▸ Stored records:

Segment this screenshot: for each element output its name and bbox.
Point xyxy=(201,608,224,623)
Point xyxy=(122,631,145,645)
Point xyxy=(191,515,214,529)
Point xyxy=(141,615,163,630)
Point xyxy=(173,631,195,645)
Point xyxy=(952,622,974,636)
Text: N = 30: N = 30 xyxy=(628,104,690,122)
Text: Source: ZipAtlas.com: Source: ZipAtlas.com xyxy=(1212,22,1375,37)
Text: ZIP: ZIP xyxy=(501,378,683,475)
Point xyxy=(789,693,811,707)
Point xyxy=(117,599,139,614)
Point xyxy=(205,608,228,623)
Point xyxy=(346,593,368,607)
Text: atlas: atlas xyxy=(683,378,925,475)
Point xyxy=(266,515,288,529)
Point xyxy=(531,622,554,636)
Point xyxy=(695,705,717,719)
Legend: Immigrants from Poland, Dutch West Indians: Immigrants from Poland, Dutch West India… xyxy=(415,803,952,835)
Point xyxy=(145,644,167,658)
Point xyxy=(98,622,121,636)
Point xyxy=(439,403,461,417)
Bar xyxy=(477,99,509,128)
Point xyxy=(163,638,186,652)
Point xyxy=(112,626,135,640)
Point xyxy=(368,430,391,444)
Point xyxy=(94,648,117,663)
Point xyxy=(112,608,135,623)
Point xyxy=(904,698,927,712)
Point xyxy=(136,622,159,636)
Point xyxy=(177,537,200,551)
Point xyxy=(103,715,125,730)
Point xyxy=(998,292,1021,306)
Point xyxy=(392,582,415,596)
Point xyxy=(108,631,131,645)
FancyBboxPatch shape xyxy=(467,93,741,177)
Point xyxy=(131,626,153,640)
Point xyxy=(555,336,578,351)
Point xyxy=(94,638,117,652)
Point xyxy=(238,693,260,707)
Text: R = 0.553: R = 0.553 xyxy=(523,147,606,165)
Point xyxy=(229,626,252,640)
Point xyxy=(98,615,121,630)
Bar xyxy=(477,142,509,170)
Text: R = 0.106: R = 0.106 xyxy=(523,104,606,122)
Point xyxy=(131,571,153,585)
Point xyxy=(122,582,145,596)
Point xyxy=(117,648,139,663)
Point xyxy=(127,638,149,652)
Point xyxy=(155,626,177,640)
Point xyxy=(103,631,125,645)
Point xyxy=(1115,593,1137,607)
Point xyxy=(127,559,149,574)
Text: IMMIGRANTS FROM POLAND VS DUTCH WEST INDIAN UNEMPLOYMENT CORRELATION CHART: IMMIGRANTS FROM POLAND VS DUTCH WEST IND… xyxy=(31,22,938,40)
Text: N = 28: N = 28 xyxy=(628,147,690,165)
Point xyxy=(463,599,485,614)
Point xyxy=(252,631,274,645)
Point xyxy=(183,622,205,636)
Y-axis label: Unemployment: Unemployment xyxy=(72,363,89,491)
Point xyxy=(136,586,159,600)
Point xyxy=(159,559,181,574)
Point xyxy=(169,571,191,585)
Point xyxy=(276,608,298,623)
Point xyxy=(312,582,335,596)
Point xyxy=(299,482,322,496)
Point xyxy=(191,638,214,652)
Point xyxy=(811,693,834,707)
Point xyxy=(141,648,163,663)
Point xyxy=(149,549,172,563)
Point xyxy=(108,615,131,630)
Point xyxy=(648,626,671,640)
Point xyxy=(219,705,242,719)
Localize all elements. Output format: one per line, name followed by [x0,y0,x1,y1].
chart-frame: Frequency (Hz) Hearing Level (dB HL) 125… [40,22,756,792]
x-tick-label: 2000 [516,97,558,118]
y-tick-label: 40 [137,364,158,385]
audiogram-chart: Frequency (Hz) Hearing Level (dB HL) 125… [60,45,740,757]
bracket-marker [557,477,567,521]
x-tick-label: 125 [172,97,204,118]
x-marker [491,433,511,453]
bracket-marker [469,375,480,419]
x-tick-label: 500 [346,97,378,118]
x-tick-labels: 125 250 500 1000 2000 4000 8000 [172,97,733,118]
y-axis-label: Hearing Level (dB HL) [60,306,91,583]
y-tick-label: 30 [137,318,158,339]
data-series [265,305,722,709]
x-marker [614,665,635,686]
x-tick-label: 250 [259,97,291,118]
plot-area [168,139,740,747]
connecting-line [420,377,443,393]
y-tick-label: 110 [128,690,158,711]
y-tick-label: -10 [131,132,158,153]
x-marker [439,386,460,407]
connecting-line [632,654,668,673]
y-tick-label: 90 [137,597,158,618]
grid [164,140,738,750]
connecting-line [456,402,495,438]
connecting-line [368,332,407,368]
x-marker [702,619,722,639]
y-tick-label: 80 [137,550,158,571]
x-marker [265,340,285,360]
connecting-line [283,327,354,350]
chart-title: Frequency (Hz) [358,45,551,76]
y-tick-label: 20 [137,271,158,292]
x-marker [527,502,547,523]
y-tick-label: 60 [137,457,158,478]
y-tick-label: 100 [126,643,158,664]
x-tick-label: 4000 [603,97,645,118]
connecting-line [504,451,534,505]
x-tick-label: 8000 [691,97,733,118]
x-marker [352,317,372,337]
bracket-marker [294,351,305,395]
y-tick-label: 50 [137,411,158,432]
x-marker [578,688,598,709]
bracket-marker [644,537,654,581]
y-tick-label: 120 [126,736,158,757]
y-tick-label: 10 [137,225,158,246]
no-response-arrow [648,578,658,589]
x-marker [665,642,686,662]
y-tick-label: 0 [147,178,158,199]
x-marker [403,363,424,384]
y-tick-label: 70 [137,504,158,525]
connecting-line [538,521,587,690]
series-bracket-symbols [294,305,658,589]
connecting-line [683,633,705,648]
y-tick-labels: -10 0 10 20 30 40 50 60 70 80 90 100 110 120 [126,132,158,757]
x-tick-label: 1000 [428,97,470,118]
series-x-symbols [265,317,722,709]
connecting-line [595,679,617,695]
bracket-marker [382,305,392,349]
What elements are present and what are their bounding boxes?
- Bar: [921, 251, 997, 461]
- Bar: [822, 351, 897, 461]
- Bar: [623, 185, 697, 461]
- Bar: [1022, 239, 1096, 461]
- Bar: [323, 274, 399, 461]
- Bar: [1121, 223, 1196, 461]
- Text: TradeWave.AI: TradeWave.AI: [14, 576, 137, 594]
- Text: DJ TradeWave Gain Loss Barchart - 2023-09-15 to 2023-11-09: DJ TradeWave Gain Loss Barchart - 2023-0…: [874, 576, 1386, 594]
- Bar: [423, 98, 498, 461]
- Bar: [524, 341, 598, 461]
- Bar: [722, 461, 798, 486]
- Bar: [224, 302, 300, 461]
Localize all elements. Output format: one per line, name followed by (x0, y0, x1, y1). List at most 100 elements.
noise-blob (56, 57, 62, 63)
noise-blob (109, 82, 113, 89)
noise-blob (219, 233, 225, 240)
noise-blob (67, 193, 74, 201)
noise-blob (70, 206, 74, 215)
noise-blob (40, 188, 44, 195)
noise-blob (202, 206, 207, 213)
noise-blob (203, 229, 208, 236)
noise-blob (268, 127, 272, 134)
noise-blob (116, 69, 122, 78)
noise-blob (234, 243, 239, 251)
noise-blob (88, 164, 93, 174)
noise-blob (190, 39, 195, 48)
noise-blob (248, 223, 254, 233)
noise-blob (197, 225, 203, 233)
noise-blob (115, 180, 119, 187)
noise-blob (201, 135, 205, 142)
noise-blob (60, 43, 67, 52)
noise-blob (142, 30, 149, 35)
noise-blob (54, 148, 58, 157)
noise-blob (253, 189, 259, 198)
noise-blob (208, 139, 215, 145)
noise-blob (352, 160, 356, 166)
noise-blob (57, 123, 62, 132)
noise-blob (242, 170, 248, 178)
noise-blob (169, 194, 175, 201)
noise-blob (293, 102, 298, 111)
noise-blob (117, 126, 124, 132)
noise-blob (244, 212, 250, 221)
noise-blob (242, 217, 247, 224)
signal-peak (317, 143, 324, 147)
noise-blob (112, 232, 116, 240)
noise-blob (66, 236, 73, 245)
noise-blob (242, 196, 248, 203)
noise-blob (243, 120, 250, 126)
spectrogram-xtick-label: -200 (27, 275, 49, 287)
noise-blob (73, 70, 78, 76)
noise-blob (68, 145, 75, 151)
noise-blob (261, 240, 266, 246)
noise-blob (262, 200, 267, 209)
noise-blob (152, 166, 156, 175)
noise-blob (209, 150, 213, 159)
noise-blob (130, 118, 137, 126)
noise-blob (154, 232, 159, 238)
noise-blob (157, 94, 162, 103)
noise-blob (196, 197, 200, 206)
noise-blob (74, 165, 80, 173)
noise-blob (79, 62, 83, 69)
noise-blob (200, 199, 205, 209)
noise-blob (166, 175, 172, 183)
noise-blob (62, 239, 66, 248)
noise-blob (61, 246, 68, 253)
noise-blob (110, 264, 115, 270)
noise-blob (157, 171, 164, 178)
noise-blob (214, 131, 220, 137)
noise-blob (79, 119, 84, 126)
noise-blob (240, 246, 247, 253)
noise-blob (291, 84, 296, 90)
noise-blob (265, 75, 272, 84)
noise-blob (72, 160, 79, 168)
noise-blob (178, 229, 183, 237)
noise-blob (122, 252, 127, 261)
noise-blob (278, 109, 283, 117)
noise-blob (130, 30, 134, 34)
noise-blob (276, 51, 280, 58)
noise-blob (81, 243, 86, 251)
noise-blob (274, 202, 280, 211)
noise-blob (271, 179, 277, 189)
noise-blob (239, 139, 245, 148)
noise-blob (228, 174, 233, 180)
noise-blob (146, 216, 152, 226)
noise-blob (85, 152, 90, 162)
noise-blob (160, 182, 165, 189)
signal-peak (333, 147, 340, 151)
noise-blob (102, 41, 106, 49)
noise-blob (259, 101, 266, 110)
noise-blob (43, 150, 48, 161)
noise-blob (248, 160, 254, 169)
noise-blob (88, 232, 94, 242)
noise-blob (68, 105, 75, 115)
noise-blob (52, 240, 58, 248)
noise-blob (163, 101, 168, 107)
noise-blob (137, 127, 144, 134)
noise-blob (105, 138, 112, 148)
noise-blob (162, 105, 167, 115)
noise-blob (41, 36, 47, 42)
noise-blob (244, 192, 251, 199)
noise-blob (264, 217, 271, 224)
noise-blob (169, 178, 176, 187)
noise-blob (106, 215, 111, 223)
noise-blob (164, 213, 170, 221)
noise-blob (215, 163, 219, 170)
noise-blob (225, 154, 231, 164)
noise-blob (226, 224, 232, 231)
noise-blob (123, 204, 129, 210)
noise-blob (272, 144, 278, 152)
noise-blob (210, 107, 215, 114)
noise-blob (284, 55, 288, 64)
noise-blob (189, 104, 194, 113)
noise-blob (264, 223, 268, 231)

▸ SHORT PROBLEM: Report how many lines of the records contain the string "series", matching case exactly. Output only the number.

▸ ANSWER TO THIS TASK: 3